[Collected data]
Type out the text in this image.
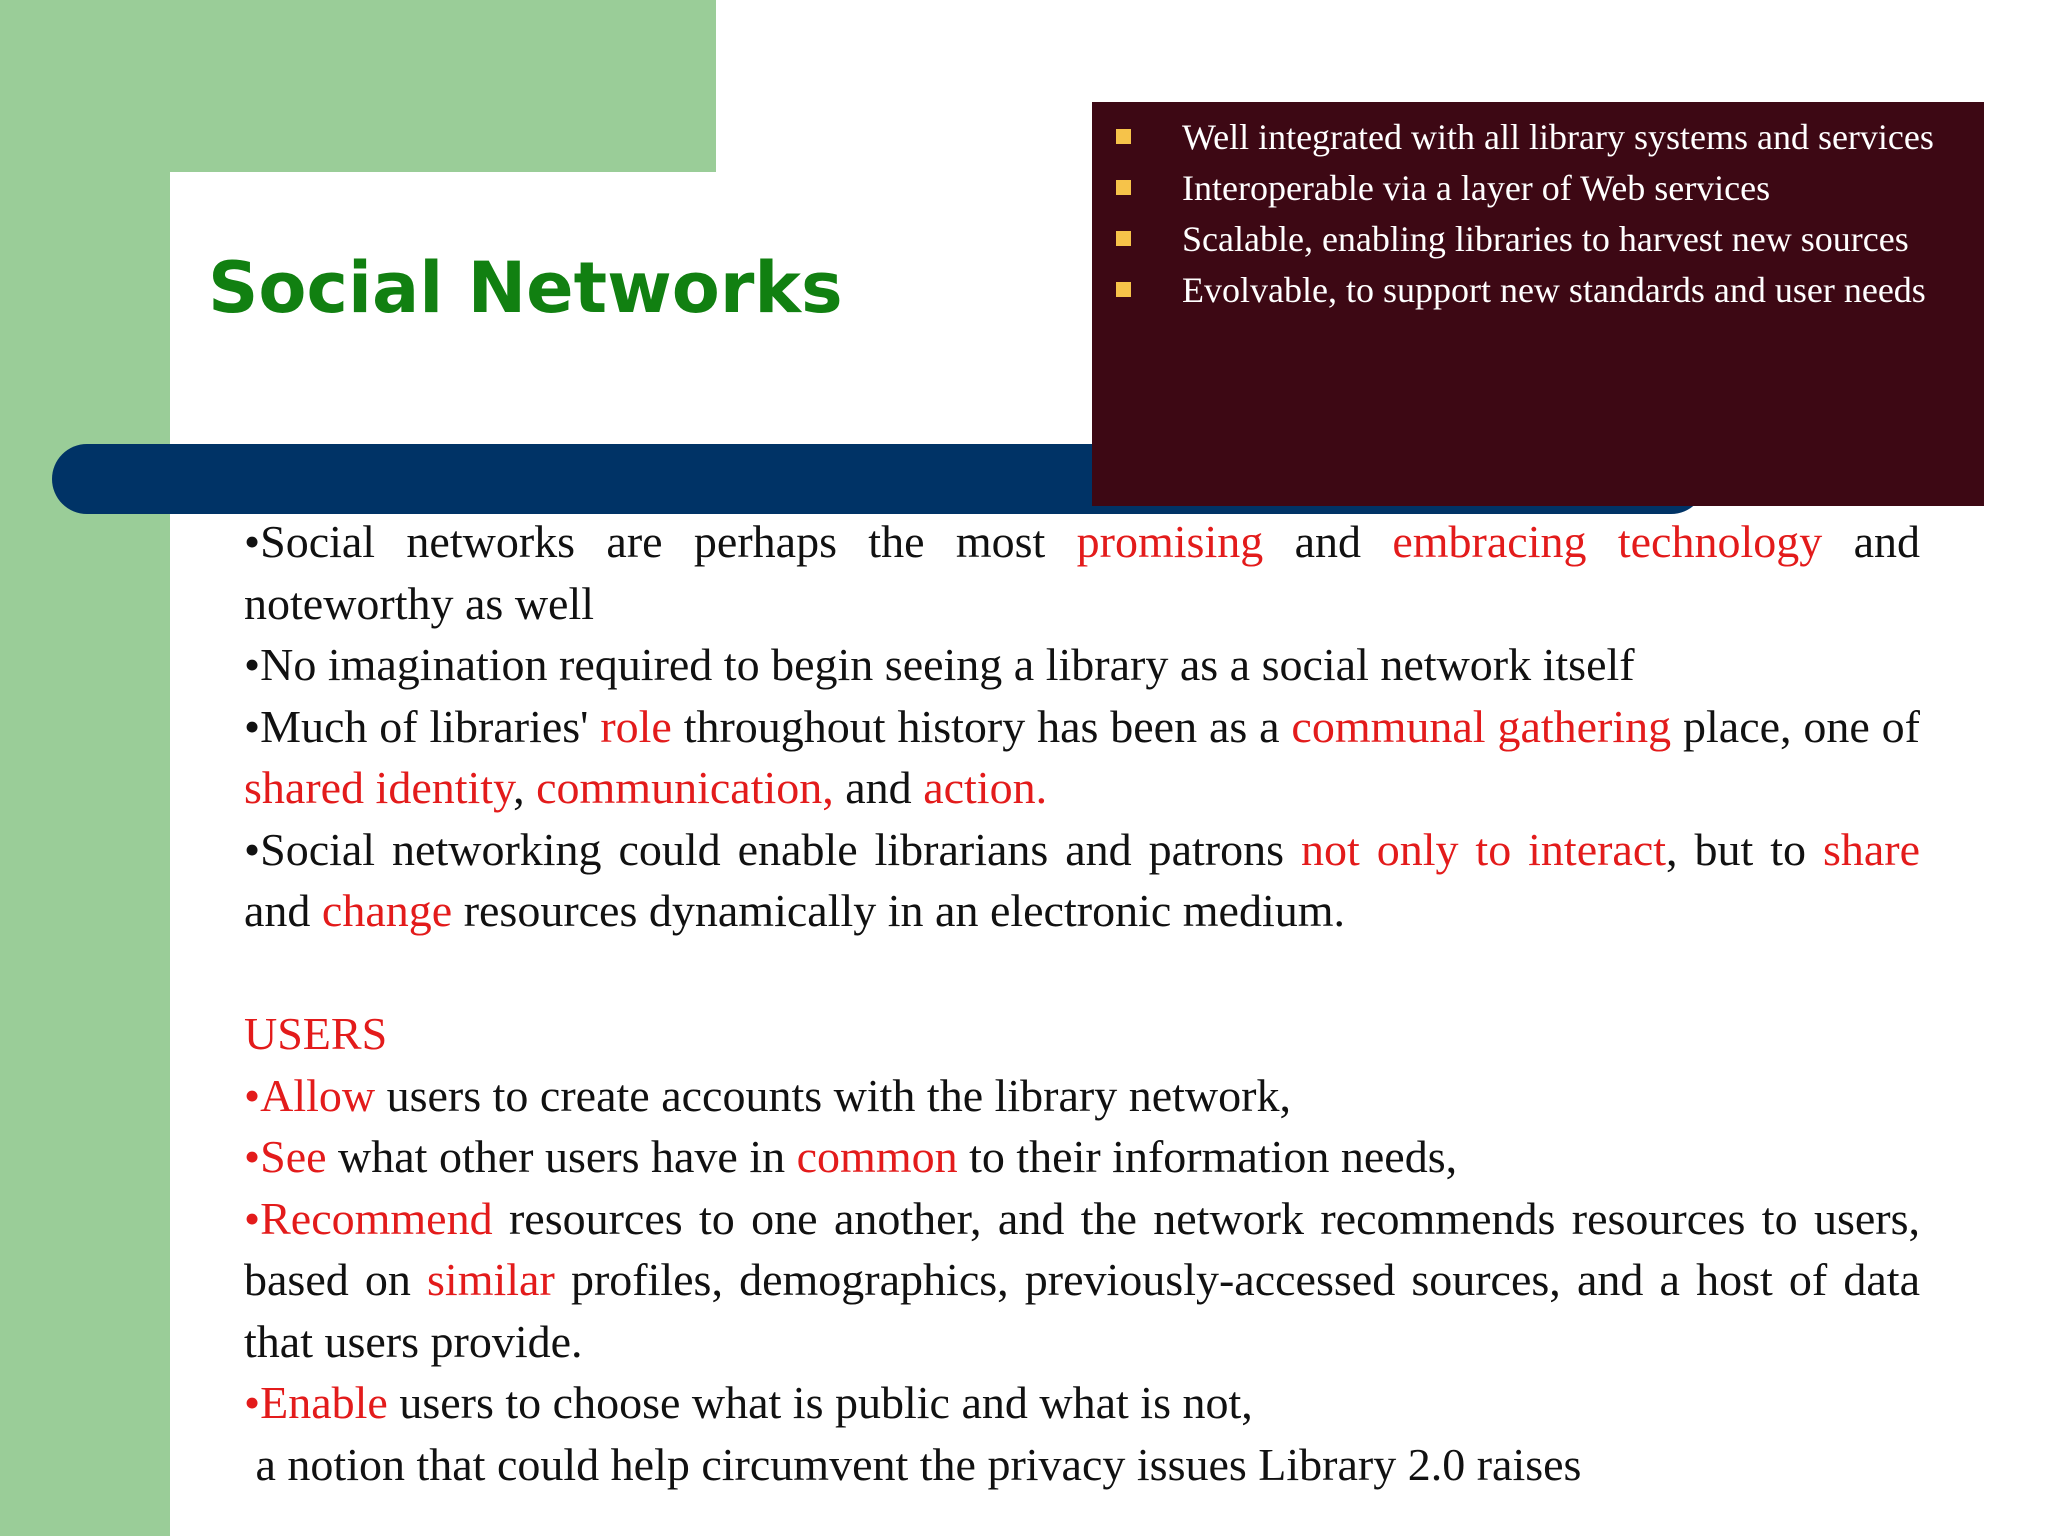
Social Networks
Well integrated with all library systems and services
Interoperable via a layer of Web services
Scalable, enabling libraries to harvest new sources
Evolvable, to support new standards and user needs

•Social networks are perhaps the most promising and embracing technology and noteworthy as well

•No imagination required to begin seeing a library as a social network itself

•Much of libraries' role throughout history has been as a communal gathering place, one of shared identity, communication, and action.

•Social networking could enable librarians and patrons not only to interact, but to share and change resources dynamically in an electronic medium.

USERS

•Allow users to create accounts with the library network,

•See what other users have in common to their information needs,

•Recommend resources to one another, and the network recommends resources to users, based on similar profiles, demographics, previously-accessed sources, and a host of data that users provide.

•Enable users to choose what is public and what is not,

a notion that could help circumvent the privacy issues Library 2.0 raises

§ Aim of the task:
Quote the data above in full, leaving out the pictures it holds.

§ Problem solution:
Type out the text in this image.
Social Networks
Well integrated with all library systems and services
Interoperable via a layer of Web services
Scalable, enabling libraries to harvest new sources
Evolvable, to support new standards and user needs

•Social networks are perhaps the most promising and embracing technology and noteworthy as well

•No imagination required to begin seeing a library as a social network itself

•Much of libraries' role throughout history has been as a communal gathering place, one of shared identity, communication, and action.

•Social networking could enable librarians and patrons not only to interact, but to share and change resources dynamically in an electronic medium.

USERS

•Allow users to create accounts with the library network,

•See what other users have in common to their information needs,

•Recommend resources to one another, and the network recommends resources to users, based on similar profiles, demographics, previously-accessed sources, and a host of data that users provide.

•Enable users to choose what is public and what is not,

a notion that could help circumvent the privacy issues Library 2.0 raises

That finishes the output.